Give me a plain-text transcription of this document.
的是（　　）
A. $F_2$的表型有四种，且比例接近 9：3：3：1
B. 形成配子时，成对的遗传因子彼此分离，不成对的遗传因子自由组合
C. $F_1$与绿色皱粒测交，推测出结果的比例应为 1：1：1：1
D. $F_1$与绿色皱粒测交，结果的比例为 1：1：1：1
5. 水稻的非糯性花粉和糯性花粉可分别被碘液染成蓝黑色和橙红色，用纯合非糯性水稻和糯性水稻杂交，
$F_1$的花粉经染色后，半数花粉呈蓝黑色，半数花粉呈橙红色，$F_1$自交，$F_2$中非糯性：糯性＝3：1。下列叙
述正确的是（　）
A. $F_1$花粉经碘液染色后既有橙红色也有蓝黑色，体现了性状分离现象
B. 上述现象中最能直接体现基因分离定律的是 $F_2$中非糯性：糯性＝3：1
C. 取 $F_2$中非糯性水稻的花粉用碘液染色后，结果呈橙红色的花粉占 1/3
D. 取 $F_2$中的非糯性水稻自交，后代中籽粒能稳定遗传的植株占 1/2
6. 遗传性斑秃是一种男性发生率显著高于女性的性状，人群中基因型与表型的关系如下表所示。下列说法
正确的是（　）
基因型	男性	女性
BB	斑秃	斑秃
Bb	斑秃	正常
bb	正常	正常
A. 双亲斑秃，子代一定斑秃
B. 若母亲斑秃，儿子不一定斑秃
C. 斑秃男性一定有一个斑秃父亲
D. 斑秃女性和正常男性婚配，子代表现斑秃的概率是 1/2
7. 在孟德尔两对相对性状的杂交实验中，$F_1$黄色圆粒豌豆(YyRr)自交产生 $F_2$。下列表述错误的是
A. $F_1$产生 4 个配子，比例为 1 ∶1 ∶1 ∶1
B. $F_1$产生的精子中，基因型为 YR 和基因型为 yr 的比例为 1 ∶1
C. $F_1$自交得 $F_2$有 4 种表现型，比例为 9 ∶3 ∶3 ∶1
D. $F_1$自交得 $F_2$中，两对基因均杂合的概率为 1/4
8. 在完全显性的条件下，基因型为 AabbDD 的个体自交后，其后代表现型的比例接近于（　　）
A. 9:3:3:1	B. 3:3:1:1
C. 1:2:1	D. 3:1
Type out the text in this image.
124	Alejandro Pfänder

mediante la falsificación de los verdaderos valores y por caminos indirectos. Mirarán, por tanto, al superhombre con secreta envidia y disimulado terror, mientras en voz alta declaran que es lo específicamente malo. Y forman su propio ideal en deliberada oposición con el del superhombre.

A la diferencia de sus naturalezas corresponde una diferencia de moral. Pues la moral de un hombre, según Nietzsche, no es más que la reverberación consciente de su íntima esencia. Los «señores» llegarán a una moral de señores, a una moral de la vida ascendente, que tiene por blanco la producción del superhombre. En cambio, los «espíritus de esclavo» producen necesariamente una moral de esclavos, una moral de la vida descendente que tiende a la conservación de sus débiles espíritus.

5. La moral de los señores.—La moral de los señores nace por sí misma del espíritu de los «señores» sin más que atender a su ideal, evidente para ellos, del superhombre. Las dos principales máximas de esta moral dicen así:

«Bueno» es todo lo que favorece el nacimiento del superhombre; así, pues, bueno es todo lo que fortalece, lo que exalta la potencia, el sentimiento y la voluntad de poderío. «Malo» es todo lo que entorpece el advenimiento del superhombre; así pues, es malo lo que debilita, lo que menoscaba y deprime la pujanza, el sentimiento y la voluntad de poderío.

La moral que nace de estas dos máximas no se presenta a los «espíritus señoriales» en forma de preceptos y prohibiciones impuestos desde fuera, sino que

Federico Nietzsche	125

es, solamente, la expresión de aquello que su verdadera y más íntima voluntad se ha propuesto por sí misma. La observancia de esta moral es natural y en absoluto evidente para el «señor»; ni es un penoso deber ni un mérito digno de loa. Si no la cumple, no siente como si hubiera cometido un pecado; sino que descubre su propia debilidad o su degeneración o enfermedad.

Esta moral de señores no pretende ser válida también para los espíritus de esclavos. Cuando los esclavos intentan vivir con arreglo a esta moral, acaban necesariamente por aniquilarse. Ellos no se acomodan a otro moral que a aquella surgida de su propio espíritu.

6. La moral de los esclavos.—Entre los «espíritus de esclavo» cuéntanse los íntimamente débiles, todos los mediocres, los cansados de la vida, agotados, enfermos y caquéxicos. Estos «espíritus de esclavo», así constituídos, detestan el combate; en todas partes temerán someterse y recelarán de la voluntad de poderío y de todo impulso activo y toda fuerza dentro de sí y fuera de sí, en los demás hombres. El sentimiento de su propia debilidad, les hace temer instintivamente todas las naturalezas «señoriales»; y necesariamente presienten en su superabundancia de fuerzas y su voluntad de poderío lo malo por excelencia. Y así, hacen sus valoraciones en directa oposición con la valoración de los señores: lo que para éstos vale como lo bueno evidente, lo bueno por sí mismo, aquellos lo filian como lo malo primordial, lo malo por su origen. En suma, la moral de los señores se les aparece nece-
* * *
▶ WRITTEN INSTRUCTION
Copy all the entries verbatim.

▶ TASK SOLUTION
Give me a plain-text transcription of this document.
的是（　　）
A. $F_2$的表型有四种，且比例接近 9：3：3：1
B. 形成配子时，成对的遗传因子彼此分离，不成对的遗传因子自由组合
C. $F_1$与绿色皱粒测交，推测出结果的比例应为 1：1：1：1
D. $F_1$与绿色皱粒测交，结果的比例为 1：1：1：1
5. 水稻的非糯性花粉和糯性花粉可分别被碘液染成蓝黑色和橙红色，用纯合非糯性水稻和糯性水稻杂交，
$F_1$的花粉经染色后，半数花粉呈蓝黑色，半数花粉呈橙红色，$F_1$自交，$F_2$中非糯性：糯性＝3：1。下列叙
述正确的是（　）
A. $F_1$花粉经碘液染色后既有橙红色也有蓝黑色，体现了性状分离现象
B. 上述现象中最能直接体现基因分离定律的是 $F_2$中非糯性：糯性＝3：1
C. 取 $F_2$中非糯性水稻的花粉用碘液染色后，结果呈橙红色的花粉占 1/3
D. 取 $F_2$中的非糯性水稻自交，后代中籽粒能稳定遗传的植株占 1/2
6. 遗传性斑秃是一种男性发生率显著高于女性的性状，人群中基因型与表型的关系如下表所示。下列说法
正确的是（　）
基因型	男性	女性
BB	斑秃	斑秃
Bb	斑秃	正常
bb	正常	正常
A. 双亲斑秃，子代一定斑秃
B. 若母亲斑秃，儿子不一定斑秃
C. 斑秃男性一定有一个斑秃父亲
D. 斑秃女性和正常男性婚配，子代表现斑秃的概率是 1/2
7. 在孟德尔两对相对性状的杂交实验中，$F_1$黄色圆粒豌豆(YyRr)自交产生 $F_2$。下列表述错误的是
A. $F_1$产生 4 个配子，比例为 1 ∶1 ∶1 ∶1
B. $F_1$产生的精子中，基因型为 YR 和基因型为 yr 的比例为 1 ∶1
C. $F_1$自交得 $F_2$有 4 种表现型，比例为 9 ∶3 ∶3 ∶1
D. $F_1$自交得 $F_2$中，两对基因均杂合的概率为 1/4
8. 在完全显性的条件下，基因型为 AabbDD 的个体自交后，其后代表现型的比例接近于（　　）
A. 9:3:3:1	B. 3:3:1:1
C. 1:2:1	D. 3:1
Type out the text in this image.
124	Alejandro Pfänder

mediante la falsificación de los verdaderos valores y por caminos indirectos. Mirarán, por tanto, al superhombre con secreta envidia y disimulado terror, mientras en voz alta declaran que es lo específicamente malo. Y forman su propio ideal en deliberada oposición con el del superhombre.

A la diferencia de sus naturalezas corresponde una diferencia de moral. Pues la moral de un hombre, según Nietzsche, no es más que la reverberación consciente de su íntima esencia. Los «señores» llegarán a una moral de señores, a una moral de la vida ascendente, que tiene por blanco la producción del superhombre. En cambio, los «espíritus de esclavo» producen necesariamente una moral de esclavos, una moral de la vida descendente que tiende a la conservación de sus débiles espíritus.

5. La moral de los señores.—La moral de los señores nace por sí misma del espíritu de los «señores» sin más que atender a su ideal, evidente para ellos, del superhombre. Las dos principales máximas de esta moral dicen así:

«Bueno» es todo lo que favorece el nacimiento del superhombre; así, pues, bueno es todo lo que fortalece, lo que exalta la potencia, el sentimiento y la voluntad de poderío. «Malo» es todo lo que entorpece el advenimiento del superhombre; así pues, es malo lo que debilita, lo que menoscaba y deprime la pujanza, el sentimiento y la voluntad de poderío.

La moral que nace de estas dos máximas no se presenta a los «espíritus señoriales» en forma de preceptos y prohibiciones impuestos desde fuera, sino que

Federico Nietzsche	125

es, solamente, la expresión de aquello que su verdadera y más íntima voluntad se ha propuesto por sí misma. La observancia de esta moral es natural y en absoluto evidente para el «señor»; ni es un penoso deber ni un mérito digno de loa. Si no la cumple, no siente como si hubiera cometido un pecado; sino que descubre su propia debilidad o su degeneración o enfermedad.

Esta moral de señores no pretende ser válida también para los espíritus de esclavos. Cuando los esclavos intentan vivir con arreglo a esta moral, acaban necesariamente por aniquilarse. Ellos no se acomodan a otro moral que a aquella surgida de su propio espíritu.

6. La moral de los esclavos.—Entre los «espíritus de esclavo» cuéntanse los íntimamente débiles, todos los mediocres, los cansados de la vida, agotados, enfermos y caquéxicos. Estos «espíritus de esclavo», así constituídos, detestan el combate; en todas partes temerán someterse y recelarán de la voluntad de poderío y de todo impulso activo y toda fuerza dentro de sí y fuera de sí, en los demás hombres. El sentimiento de su propia debilidad, les hace temer instintivamente todas las naturalezas «señoriales»; y necesariamente presienten en su superabundancia de fuerzas y su voluntad de poderío lo malo por excelencia. Y así, hacen sus valoraciones en directa oposición con la valoración de los señores: lo que para éstos vale como lo bueno evidente, lo bueno por sí mismo, aquellos lo filian como lo malo primordial, lo malo por su origen. En suma, la moral de los señores se les aparece nece-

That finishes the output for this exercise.